TEXTE CITÉ:
==========

La question posée au tribunal était de déterminer si les conditions d’ouverture d’un partage judiciaire de l’indivision entre anciens époux étaient réunies et selon quelles modalités ces opérations devaient être organisées.
Le tribunal a ordonné l’ouverture des opérations de compte, liquidation et partage. Il a commis un notaire pour y procéder et désigné le magistrat chargé du suivi des partages pour surveiller les opérations. Le jugement a été rendu réputé contradictoire en premier ressort et déclaré exécutoire de plein droit à titre provisoire.
Cette décision illustre le mécanisme du partage judiciaire dans le cadre d’une indivision post-communautaire et révèle l’étendue des pouvoirs organisationnels du juge en la matière (I). Elle met également en lumière les garanties procédurales encadrant le déroulement des opérations liquidatives (II).
I. Le cadre juridique du partage judiciaire de l’indivision post-communautaire
A. Le droit imprescriptible au partage et ses conditions de mise en oeuvre
Le partage judiciaire constitue une prérogative fondamentale reconnue à tout indivisaire. L’article 815 du Code civil dispose que « nul ne peut être contraint à demeurer dans l’indivision ». Ce principe d’ordre public permet à chaque coïndivisaire de provoquer le partage à tout moment, sauf convention contraire limitée dans le temps.

==========

LIGNES DE DONNÉES:
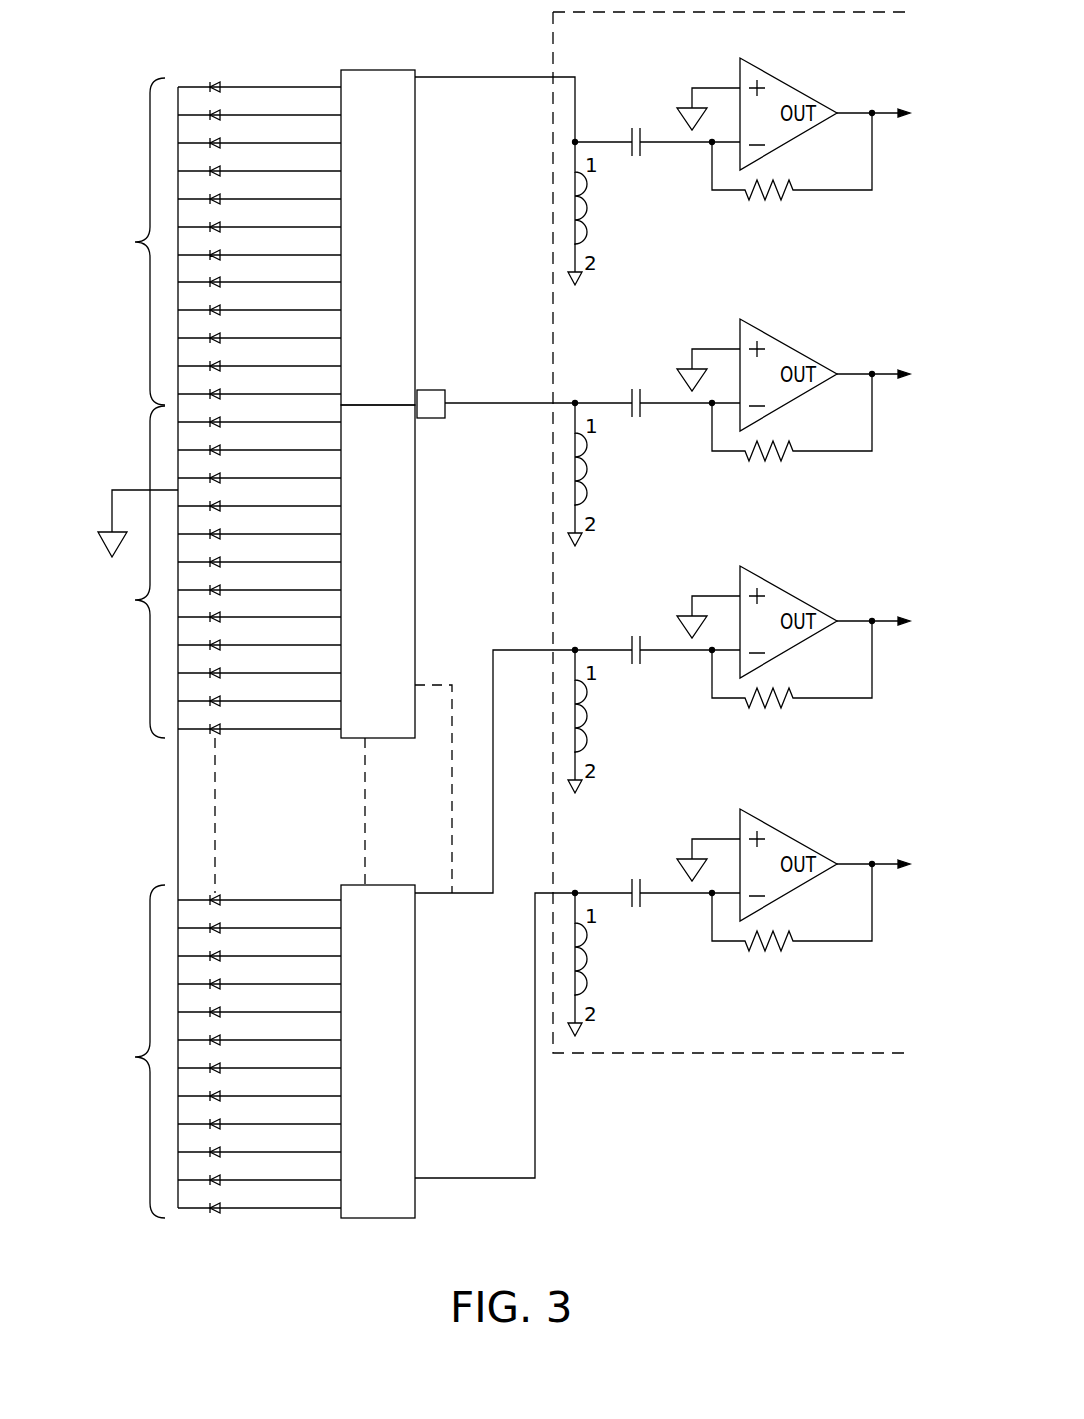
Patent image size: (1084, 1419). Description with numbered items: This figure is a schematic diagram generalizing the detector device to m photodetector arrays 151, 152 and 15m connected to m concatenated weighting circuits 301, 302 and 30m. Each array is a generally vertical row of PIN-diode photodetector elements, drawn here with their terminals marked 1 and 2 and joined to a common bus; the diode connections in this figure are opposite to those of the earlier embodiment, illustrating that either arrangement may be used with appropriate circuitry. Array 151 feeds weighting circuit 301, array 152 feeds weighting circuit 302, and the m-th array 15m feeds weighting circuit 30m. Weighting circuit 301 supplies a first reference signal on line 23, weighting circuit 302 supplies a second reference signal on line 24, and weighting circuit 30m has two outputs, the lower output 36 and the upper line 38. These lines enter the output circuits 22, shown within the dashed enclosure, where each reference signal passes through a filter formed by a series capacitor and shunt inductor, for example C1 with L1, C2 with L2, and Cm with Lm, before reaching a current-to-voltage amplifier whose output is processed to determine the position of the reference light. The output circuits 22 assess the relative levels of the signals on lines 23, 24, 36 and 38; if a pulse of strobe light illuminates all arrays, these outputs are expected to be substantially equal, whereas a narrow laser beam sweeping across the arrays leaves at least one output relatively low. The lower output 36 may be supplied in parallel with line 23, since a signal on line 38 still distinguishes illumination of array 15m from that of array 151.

==========

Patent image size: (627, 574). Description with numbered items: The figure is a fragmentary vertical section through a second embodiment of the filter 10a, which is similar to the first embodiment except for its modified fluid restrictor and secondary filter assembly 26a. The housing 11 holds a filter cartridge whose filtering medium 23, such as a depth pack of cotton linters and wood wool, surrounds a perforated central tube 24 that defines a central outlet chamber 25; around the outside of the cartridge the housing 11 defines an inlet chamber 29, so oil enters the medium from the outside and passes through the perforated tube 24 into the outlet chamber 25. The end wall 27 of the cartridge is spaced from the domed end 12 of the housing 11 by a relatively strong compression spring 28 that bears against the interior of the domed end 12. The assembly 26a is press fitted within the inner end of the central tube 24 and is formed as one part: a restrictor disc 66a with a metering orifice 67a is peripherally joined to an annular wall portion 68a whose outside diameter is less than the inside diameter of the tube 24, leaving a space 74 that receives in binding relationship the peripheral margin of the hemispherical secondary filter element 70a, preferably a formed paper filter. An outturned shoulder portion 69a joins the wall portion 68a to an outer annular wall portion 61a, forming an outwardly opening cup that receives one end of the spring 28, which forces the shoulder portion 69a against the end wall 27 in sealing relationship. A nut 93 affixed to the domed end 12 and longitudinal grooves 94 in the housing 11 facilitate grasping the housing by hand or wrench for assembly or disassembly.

==========

CONSIGNE: Indiquez si chacune des affirmations suivantes concorde avec le texte cité, en répondant par oui ou par non et en citant textuellement les mots qui permettent de trancher. (a) Le tribunal a chargé un notaire de mener les opérations. (b) Le jugement a été rendu en dernier ressort. (c) L’article 815 du Code civil pose que nul ne peut être contraint à demeurer dans l’indivision.

TÂCHE RÉALISÉE:
(a) Oui : « Il a commis un notaire pour y procéder ».
(b) Non : « réputé contradictoire en premier ressort ».
(c) Oui : « nul ne peut être contraint à demeurer dans l’indivision ».